EXERCISE DESCRIPTION
Summarize the thread on workplace bonus systems in two sentences.

*** READING PASSAGE ***

Elsewhere, especially in tech, the labor market has been tight for a most of the last two decades has at least provided incentives to retain.

With the mass layoffs as the investor subsidized and low interest rate fueled ride comes to a halt, retention may be deprioritized.

@quixoticgeek very much so. These things often originate after a change of management where they don’t know what’s going on, and pick up these recycled ideas from passing mgmt consultants.
Any metric with an silently gameable feedback is bad.

@quixoticgeek Decided to add this becomes an institutionally bad idea when this sort of fraud takes so long to uncover that all the main beneficiaries have moved on (leaving one or two minor peripherals as the only available scapegoats)

Plenty of examples just now …

@quixoticgeek I just plain won't work anywhere where I have to be given bonuses to get what I think I'm worth. I prefer to be paid well, not get bonuses, and if the boss thinks I'm not performing well enough he can fire me.

@quixoticgeek
I used to work at a place with a profit-sharing bonus. It was honestly run, AFAIK, and everyone had reason to help everyone else succeed.

New upper management came in and decided that program “rewarded freeloaders.” They replaced it with a competitive bonus system.

If my pay depends on “performing better” than you, I have no financial incentive to help you do your job. I have incentive to hoard information, hog credit, shift blame, see you fail.

@quixoticgeek

(They also pulled the “unlimited PTO” scam. I got out of there.)

@caracabe Yep. I have turned round to a colleague and said "I have this list of tasks I must complete to get a bonus, I don't have time for your request, go talk to my boss and get him to swap things round"

We changed the bonus system the next year.

*** End of READING PASSAGE ***
*** MATERIAL SUPPLIED ***

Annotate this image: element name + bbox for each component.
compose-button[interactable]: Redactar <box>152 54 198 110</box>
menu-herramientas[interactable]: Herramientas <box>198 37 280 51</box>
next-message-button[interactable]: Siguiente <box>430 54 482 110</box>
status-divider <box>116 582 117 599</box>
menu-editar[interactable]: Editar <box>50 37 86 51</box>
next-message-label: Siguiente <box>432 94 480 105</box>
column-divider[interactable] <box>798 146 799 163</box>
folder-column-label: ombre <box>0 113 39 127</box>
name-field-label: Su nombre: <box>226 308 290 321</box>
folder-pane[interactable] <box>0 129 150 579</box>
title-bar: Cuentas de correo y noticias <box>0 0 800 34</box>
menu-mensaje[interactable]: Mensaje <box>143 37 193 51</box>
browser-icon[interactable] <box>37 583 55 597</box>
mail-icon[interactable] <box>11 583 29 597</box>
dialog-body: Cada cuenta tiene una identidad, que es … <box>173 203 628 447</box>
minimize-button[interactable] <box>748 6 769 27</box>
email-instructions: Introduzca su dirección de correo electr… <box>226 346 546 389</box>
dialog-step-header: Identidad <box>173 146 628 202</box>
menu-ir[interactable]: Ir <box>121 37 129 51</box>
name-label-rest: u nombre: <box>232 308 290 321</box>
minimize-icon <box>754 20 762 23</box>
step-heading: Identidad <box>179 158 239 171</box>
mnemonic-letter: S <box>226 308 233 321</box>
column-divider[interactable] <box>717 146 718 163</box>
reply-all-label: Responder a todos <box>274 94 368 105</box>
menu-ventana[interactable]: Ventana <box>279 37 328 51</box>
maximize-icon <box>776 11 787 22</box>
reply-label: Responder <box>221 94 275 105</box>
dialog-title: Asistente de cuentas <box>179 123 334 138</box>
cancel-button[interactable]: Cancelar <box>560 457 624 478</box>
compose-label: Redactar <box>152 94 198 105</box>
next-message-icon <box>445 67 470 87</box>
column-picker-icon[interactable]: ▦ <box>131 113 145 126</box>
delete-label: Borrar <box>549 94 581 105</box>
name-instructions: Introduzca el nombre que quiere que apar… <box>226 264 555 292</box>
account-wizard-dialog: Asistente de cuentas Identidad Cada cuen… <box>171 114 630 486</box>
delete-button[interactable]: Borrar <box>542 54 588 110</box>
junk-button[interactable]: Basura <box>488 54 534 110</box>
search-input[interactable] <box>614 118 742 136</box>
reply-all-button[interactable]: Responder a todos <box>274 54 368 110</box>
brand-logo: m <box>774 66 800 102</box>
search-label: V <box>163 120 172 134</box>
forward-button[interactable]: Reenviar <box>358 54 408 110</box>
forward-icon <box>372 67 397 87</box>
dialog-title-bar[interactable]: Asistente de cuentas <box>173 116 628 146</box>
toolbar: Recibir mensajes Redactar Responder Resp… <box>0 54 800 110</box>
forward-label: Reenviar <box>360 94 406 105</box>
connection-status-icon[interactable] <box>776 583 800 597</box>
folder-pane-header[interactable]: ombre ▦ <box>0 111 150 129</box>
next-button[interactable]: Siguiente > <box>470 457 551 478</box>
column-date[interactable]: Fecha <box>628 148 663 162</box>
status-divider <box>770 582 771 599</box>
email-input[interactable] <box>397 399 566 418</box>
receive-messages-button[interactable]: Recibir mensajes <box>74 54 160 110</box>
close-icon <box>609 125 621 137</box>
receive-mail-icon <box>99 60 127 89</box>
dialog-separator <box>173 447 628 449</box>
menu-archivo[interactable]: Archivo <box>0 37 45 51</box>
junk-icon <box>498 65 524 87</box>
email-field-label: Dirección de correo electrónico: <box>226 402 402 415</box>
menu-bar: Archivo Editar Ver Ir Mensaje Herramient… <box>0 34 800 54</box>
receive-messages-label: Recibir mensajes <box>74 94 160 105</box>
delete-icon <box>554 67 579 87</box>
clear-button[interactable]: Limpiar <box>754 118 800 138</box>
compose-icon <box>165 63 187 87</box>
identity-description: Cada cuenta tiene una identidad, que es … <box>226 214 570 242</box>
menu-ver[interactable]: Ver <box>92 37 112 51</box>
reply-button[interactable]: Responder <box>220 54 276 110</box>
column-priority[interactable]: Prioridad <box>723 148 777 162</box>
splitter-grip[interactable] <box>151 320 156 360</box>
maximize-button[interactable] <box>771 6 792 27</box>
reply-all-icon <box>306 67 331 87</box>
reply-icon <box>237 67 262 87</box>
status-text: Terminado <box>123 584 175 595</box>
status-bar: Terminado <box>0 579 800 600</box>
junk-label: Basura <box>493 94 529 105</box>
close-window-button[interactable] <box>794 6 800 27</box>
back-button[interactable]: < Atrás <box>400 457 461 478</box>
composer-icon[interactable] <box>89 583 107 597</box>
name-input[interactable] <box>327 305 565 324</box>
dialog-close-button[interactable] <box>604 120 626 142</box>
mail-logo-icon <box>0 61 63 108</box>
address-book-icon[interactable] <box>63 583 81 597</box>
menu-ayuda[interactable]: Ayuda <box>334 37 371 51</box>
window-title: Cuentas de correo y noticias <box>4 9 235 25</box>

*** End of MATERIAL SUPPLIED ***

RESULT
Replies in the thread argue that any metric with silently gameable feedback is bad and that such schemes often appear after a change of management picks up recycled ideas from consultants. One writer recalls a workplace where new upper management replaced an honestly run profit-sharing bonus with a competitive bonus system, which gave people incentive to hoard information, hog credit, shift blame and see others fail.